Requirement = Look through the data below. Collect every line where the word "Bass" occurs.
━━━━━━━━━━
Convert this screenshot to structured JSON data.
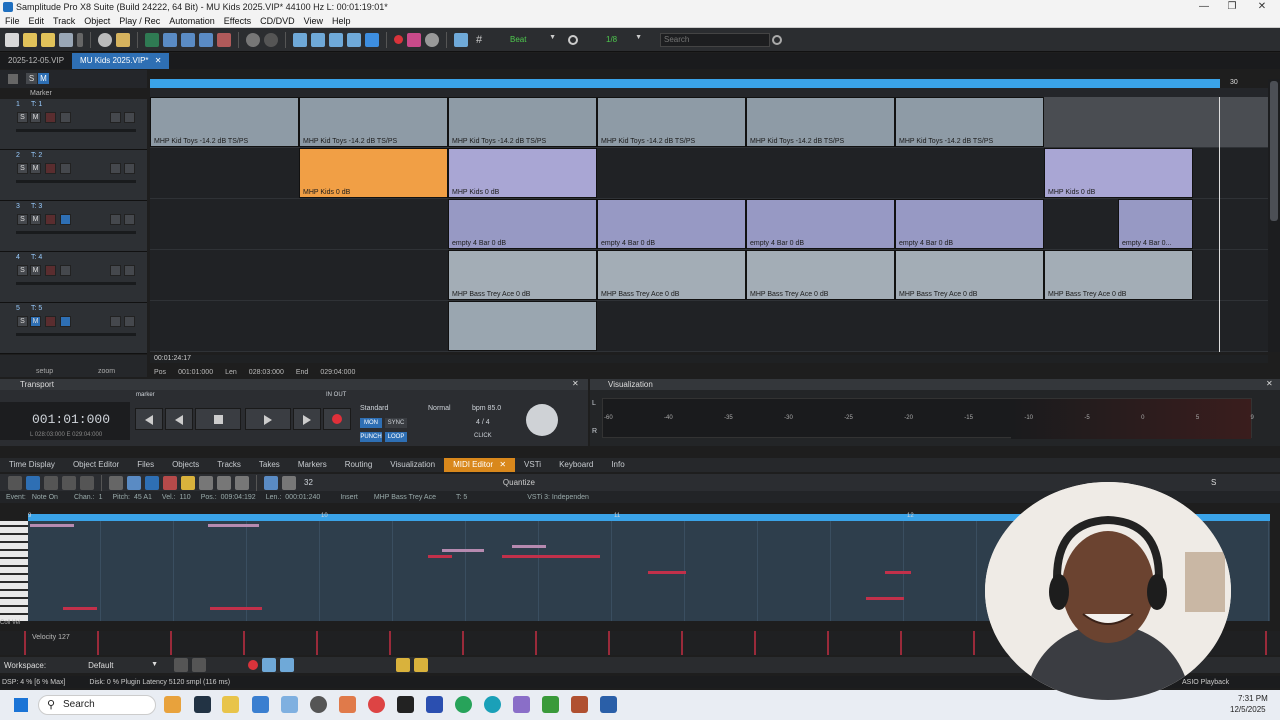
{
  "window": {
    "title": "Samplitude Pro X8 Suite (Build 24222, 64 Bit)  -  MU Kids 2025.VIP*  44100 Hz L: 00:01:19:01*"
  },
  "menu": [
    "File",
    "Edit",
    "Track",
    "Object",
    "Play / Rec",
    "Automation",
    "Effects",
    "CD/DVD",
    "View",
    "Help"
  ],
  "toolbar": {
    "snap_label": "Beat",
    "quantize_value": "1/8",
    "search_placeholder": "Search"
  },
  "doc_tabs": [
    {
      "label": "2025-12-05.VIP",
      "active": false
    },
    {
      "label": "MU Kids 2025.VIP*",
      "active": true
    }
  ],
  "marker_label": "Marker",
  "tracks": [
    {
      "num": "1",
      "name": "T: 1"
    },
    {
      "num": "2",
      "name": "T: 2"
    },
    {
      "num": "3",
      "name": "T: 3"
    },
    {
      "num": "4",
      "name": "T: 4"
    },
    {
      "num": "5",
      "name": "T: 5"
    }
  ],
  "track_buttons": {
    "solo": "S",
    "mute": "M"
  },
  "ruler_end": "30",
  "clips": {
    "t1": "MHP Kid Toys  -14.2 dB  TS/PS",
    "t2": "MHP Kids  0 dB",
    "t3": "empty 4 Bar  0 dB",
    "t3_short": "empty 4 Bar  0...",
    "t4": "MHP Bass Trey Ace  0 dB"
  },
  "time_tooltip": "00:01:24:17",
  "position": {
    "pos_label": "Pos",
    "pos": "001:01:000",
    "len_label": "Len",
    "len": "028:03:000",
    "end_label": "End",
    "end": "029:04:000"
  },
  "left_footer": {
    "setup": "setup",
    "zoom": "zoom"
  },
  "transport": {
    "header": "Transport",
    "time": "001:01:000",
    "sub_time": "L 028:03:000  E 029:04:000",
    "marker_label": "marker",
    "in_out": "IN  OUT",
    "mode": "Standard",
    "normal": "Normal",
    "bpm": "bpm  85.0",
    "sig": "4 / 4",
    "mon": "MON",
    "sync": "SYNC",
    "punch": "PUNCH",
    "loop": "LOOP",
    "click": "CLICK"
  },
  "visualization": {
    "header": "Visualization",
    "scale": [
      "-60",
      "-40",
      "-35",
      "-30",
      "-25",
      "-20",
      "-15",
      "-10",
      "-5",
      "0",
      "5",
      "9"
    ],
    "l": "L",
    "r": "R"
  },
  "lower_tabs": [
    {
      "label": "Time Display",
      "active": false
    },
    {
      "label": "Object Editor",
      "active": false
    },
    {
      "label": "Files",
      "active": false
    },
    {
      "label": "Objects",
      "active": false
    },
    {
      "label": "Tracks",
      "active": false
    },
    {
      "label": "Takes",
      "active": false
    },
    {
      "label": "Markers",
      "active": false
    },
    {
      "label": "Routing",
      "active": false
    },
    {
      "label": "Visualization",
      "active": false
    },
    {
      "label": "MIDI Editor",
      "active": true
    },
    {
      "label": "VSTi",
      "active": false
    },
    {
      "label": "Keyboard",
      "active": false
    },
    {
      "label": "Info",
      "active": false
    }
  ],
  "midi": {
    "grid": "32",
    "quantize": "Quantize",
    "event": "Event:",
    "event_value": "Note On",
    "chan_label": "Chan.:",
    "chan": "1",
    "pitch_label": "Pitch:",
    "pitch": "45 A1",
    "vel_label": "Vel.:",
    "vel": "110",
    "pos_label": "Pos.:",
    "pos": "009:04:192",
    "len_label": "Len.:",
    "len": "000:01:240",
    "insert": "Insert",
    "object": "MHP Bass Trey Ace",
    "track": "T: 5",
    "vsti": "VSTi 3: Independen",
    "velocity_label": "Velocity 127",
    "ruler_marks": [
      "9",
      "10",
      "11",
      "12"
    ],
    "col_label": "Coll Vel"
  },
  "workspace": {
    "label": "Workspace:",
    "value": "Default"
  },
  "status": {
    "dsp": "DSP: 4 %   [6 % Max]",
    "disk": "Disk:  0 %  Plugin Latency 5120 smpl (116 ms)",
    "asio": "ASIO Playback"
  },
  "taskbar": {
    "search": "Search",
    "time": "7:31 PM",
    "date": "12/5/2025"
  },
  "colors": {
    "accent": "#3aa3e8",
    "orange_clip": "#f19f45",
    "active_tab": "#d9881c",
    "note": "#c2304a"
  }
}
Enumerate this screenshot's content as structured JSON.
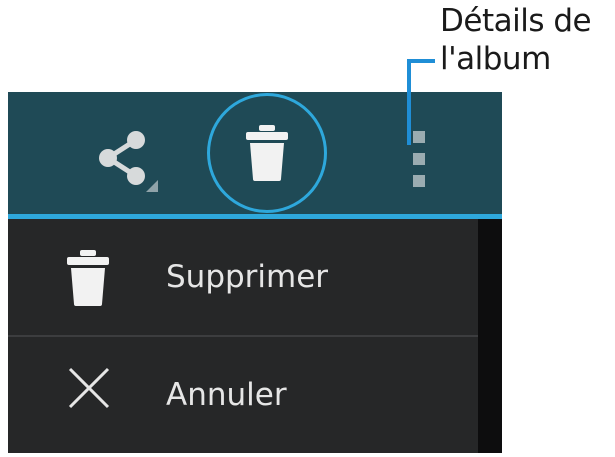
━━━━━━━━━━
Written response =
    "t4": "MHP Bass Trey Ace  0 dB"
    "object": "MHP Bass Trey Ace",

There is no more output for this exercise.